--- START OF Input for this task ---

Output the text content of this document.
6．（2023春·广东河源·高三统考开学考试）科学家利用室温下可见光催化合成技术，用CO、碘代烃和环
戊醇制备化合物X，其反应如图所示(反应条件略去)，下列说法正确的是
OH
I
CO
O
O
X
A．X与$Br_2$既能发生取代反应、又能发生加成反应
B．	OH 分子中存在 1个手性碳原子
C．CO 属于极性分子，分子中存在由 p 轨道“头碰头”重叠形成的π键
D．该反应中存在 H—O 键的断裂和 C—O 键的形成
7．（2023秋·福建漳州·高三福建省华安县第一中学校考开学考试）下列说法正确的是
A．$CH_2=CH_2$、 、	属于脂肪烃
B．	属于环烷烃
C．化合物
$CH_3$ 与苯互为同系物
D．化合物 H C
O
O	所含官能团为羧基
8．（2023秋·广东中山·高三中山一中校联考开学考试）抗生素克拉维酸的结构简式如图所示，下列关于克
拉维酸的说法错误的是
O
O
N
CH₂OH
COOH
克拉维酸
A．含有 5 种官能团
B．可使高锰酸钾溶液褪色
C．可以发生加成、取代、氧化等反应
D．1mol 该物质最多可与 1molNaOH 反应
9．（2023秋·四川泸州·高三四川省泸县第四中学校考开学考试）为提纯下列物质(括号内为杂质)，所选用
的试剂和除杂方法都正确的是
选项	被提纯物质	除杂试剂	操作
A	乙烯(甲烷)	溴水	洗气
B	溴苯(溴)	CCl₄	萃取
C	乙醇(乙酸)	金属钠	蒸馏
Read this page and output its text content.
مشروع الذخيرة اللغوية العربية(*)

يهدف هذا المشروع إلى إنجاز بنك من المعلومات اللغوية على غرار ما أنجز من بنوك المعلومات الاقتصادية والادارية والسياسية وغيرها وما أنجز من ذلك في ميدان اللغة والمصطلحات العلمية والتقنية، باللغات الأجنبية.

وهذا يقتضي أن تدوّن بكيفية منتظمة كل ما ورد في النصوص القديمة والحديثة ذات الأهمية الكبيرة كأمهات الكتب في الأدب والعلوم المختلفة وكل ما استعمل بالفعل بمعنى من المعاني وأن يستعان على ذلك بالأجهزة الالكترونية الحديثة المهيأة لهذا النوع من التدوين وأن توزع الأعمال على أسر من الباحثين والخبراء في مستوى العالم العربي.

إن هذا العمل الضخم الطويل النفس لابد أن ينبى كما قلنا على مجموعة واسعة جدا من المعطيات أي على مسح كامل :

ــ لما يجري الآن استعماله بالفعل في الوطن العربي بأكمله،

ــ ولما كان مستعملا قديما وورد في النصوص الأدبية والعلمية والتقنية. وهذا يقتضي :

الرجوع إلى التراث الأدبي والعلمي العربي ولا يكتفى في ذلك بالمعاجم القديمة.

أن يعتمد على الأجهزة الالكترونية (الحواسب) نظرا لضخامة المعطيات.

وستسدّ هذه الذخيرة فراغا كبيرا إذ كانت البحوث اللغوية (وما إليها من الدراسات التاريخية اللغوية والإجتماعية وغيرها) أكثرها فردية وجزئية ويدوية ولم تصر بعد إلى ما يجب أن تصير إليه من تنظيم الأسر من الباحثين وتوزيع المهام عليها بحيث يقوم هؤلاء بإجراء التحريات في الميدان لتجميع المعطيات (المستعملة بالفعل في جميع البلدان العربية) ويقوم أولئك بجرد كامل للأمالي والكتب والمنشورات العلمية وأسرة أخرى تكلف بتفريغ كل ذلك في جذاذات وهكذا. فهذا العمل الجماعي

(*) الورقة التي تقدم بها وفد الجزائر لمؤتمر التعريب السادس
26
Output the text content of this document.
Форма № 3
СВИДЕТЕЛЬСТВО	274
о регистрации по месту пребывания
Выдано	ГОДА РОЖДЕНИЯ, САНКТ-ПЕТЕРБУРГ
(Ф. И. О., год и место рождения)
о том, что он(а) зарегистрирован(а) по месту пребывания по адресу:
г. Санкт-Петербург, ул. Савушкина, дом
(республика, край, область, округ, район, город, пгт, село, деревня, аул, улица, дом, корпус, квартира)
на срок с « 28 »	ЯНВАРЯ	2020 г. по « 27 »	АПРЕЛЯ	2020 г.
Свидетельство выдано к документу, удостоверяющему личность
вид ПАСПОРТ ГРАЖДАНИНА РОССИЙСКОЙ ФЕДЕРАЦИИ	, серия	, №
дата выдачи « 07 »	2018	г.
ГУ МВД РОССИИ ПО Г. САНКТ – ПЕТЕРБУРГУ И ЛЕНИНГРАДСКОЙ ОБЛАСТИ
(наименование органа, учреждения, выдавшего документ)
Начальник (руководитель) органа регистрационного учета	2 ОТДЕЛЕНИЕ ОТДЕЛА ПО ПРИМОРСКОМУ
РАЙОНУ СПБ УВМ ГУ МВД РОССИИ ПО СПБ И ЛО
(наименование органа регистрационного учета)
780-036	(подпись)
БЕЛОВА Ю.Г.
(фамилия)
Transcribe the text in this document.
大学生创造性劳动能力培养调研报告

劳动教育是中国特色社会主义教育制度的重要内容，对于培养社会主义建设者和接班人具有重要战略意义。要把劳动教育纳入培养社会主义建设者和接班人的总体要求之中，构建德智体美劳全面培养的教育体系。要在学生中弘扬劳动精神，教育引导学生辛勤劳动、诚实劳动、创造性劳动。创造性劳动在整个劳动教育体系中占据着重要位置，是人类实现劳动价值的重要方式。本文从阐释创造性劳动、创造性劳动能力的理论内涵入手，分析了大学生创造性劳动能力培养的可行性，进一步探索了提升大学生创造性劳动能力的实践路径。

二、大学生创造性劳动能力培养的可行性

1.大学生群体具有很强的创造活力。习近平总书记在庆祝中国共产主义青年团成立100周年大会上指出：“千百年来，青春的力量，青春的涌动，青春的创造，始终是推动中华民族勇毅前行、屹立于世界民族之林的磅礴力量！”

--- END OF Input for this task ---

Work to be completed: Copy all data exactly, start to finish.

Response for this exercise:
Output the text content of this document.
6．（2023春·广东河源·高三统考开学考试）科学家利用室温下可见光催化合成技术，用CO、碘代烃和环
戊醇制备化合物X，其反应如图所示(反应条件略去)，下列说法正确的是
OH
I
CO
O
O
X
A．X与$Br_2$既能发生取代反应、又能发生加成反应
B．	OH 分子中存在 1个手性碳原子
C．CO 属于极性分子，分子中存在由 p 轨道“头碰头”重叠形成的π键
D．该反应中存在 H—O 键的断裂和 C—O 键的形成
7．（2023秋·福建漳州·高三福建省华安县第一中学校考开学考试）下列说法正确的是
A．$CH_2=CH_2$、 、	属于脂肪烃
B．	属于环烷烃
C．化合物
$CH_3$ 与苯互为同系物
D．化合物 H C
O
O	所含官能团为羧基
8．（2023秋·广东中山·高三中山一中校联考开学考试）抗生素克拉维酸的结构简式如图所示，下列关于克
拉维酸的说法错误的是
O
O
N
CH₂OH
COOH
克拉维酸
A．含有 5 种官能团
B．可使高锰酸钾溶液褪色
C．可以发生加成、取代、氧化等反应
D．1mol 该物质最多可与 1molNaOH 反应
9．（2023秋·四川泸州·高三四川省泸县第四中学校考开学考试）为提纯下列物质(括号内为杂质)，所选用
的试剂和除杂方法都正确的是
选项	被提纯物质	除杂试剂	操作
A	乙烯(甲烷)	溴水	洗气
B	溴苯(溴)	CCl₄	萃取
C	乙醇(乙酸)	金属钠	蒸馏
Read this page and output its text content.
مشروع الذخيرة اللغوية العربية(*)

يهدف هذا المشروع إلى إنجاز بنك من المعلومات اللغوية على غرار ما أنجز من بنوك المعلومات الاقتصادية والادارية والسياسية وغيرها وما أنجز من ذلك في ميدان اللغة والمصطلحات العلمية والتقنية، باللغات الأجنبية.

وهذا يقتضي أن تدوّن بكيفية منتظمة كل ما ورد في النصوص القديمة والحديثة ذات الأهمية الكبيرة كأمهات الكتب في الأدب والعلوم المختلفة وكل ما استعمل بالفعل بمعنى من المعاني وأن يستعان على ذلك بالأجهزة الالكترونية الحديثة المهيأة لهذا النوع من التدوين وأن توزع الأعمال على أسر من الباحثين والخبراء في مستوى العالم العربي.

إن هذا العمل الضخم الطويل النفس لابد أن ينبى كما قلنا على مجموعة واسعة جدا من المعطيات أي على مسح كامل :

ــ لما يجري الآن استعماله بالفعل في الوطن العربي بأكمله،

ــ ولما كان مستعملا قديما وورد في النصوص الأدبية والعلمية والتقنية. وهذا يقتضي :

الرجوع إلى التراث الأدبي والعلمي العربي ولا يكتفى في ذلك بالمعاجم القديمة.

أن يعتمد على الأجهزة الالكترونية (الحواسب) نظرا لضخامة المعطيات.

وستسدّ هذه الذخيرة فراغا كبيرا إذ كانت البحوث اللغوية (وما إليها من الدراسات التاريخية اللغوية والإجتماعية وغيرها) أكثرها فردية وجزئية ويدوية ولم تصر بعد إلى ما يجب أن تصير إليه من تنظيم الأسر من الباحثين وتوزيع المهام عليها بحيث يقوم هؤلاء بإجراء التحريات في الميدان لتجميع المعطيات (المستعملة بالفعل في جميع البلدان العربية) ويقوم أولئك بجرد كامل للأمالي والكتب والمنشورات العلمية وأسرة أخرى تكلف بتفريغ كل ذلك في جذاذات وهكذا. فهذا العمل الجماعي

(*) الورقة التي تقدم بها وفد الجزائر لمؤتمر التعريب السادس
26
Output the text content of this document.
Форма № 3
СВИДЕТЕЛЬСТВО	274
о регистрации по месту пребывания
Выдано	ГОДА РОЖДЕНИЯ, САНКТ-ПЕТЕРБУРГ
(Ф. И. О., год и место рождения)
о том, что он(а) зарегистрирован(а) по месту пребывания по адресу:
г. Санкт-Петербург, ул. Савушкина, дом
(республика, край, область, округ, район, город, пгт, село, деревня, аул, улица, дом, корпус, квартира)
на срок с « 28 »	ЯНВАРЯ	2020 г. по « 27 »	АПРЕЛЯ	2020 г.
Свидетельство выдано к документу, удостоверяющему личность
вид ПАСПОРТ ГРАЖДАНИНА РОССИЙСКОЙ ФЕДЕРАЦИИ	, серия	, №
дата выдачи « 07 »	2018	г.
ГУ МВД РОССИИ ПО Г. САНКТ – ПЕТЕРБУРГУ И ЛЕНИНГРАДСКОЙ ОБЛАСТИ
(наименование органа, учреждения, выдавшего документ)
Начальник (руководитель) органа регистрационного учета	2 ОТДЕЛЕНИЕ ОТДЕЛА ПО ПРИМОРСКОМУ
РАЙОНУ СПБ УВМ ГУ МВД РОССИИ ПО СПБ И ЛО
(наименование органа регистрационного учета)
780-036	(подпись)
БЕЛОВА Ю.Г.
(фамилия)
Transcribe the text in this document.
大学生创造性劳动能力培养调研报告

劳动教育是中国特色社会主义教育制度的重要内容，对于培养社会主义建设者和接班人具有重要战略意义。要把劳动教育纳入培养社会主义建设者和接班人的总体要求之中，构建德智体美劳全面培养的教育体系。要在学生中弘扬劳动精神，教育引导学生辛勤劳动、诚实劳动、创造性劳动。创造性劳动在整个劳动教育体系中占据着重要位置，是人类实现劳动价值的重要方式。本文从阐释创造性劳动、创造性劳动能力的理论内涵入手，分析了大学生创造性劳动能力培养的可行性，进一步探索了提升大学生创造性劳动能力的实践路径。

二、大学生创造性劳动能力培养的可行性

1.大学生群体具有很强的创造活力。习近平总书记在庆祝中国共产主义青年团成立100周年大会上指出：“千百年来，青春的力量，青春的涌动，青春的创造，始终是推动中华民族勇毅前行、屹立于世界民族之林的磅礴力量！”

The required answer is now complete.